### Job
Keep the pictures out of the copy and repeat the records exactly.

Dataset records
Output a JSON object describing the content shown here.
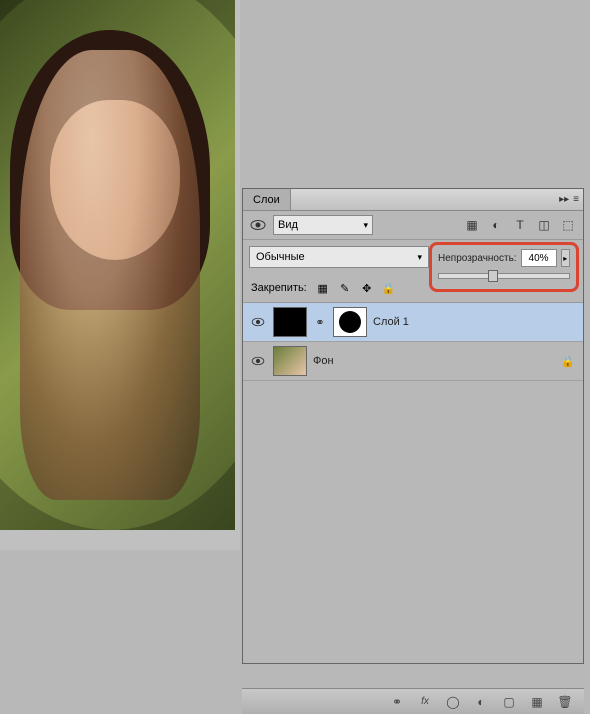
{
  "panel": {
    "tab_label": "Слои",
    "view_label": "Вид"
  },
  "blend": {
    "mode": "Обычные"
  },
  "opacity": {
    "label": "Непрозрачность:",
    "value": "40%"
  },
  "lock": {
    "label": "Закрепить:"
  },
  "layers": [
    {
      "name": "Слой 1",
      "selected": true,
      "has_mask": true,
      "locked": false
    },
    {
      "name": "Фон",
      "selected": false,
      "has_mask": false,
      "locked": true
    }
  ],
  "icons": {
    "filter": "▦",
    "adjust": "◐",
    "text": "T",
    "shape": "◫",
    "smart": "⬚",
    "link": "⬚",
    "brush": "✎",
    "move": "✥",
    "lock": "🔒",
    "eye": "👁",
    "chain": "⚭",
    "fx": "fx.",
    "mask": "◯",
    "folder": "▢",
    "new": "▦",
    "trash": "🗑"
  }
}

### Exercise answer
Output a JSON object describing the content shown here.
{
  "panel": {
    "tab_label": "Слои",
    "view_label": "Вид"
  },
  "blend": {
    "mode": "Обычные"
  },
  "opacity": {
    "label": "Непрозрачность:",
    "value": "40%"
  },
  "lock": {
    "label": "Закрепить:"
  },
  "layers": [
    {
      "name": "Слой 1",
      "selected": true,
      "has_mask": true,
      "locked": false
    },
    {
      "name": "Фон",
      "selected": false,
      "has_mask": false,
      "locked": true
    }
  ],
  "icons": {
    "filter": "▦",
    "adjust": "◐",
    "text": "T",
    "shape": "◫",
    "smart": "⬚",
    "link": "⬚",
    "brush": "✎",
    "move": "✥",
    "lock": "🔒",
    "eye": "👁",
    "chain": "⚭",
    "fx": "fx.",
    "mask": "◯",
    "folder": "▢",
    "new": "▦",
    "trash": "🗑"
  }
}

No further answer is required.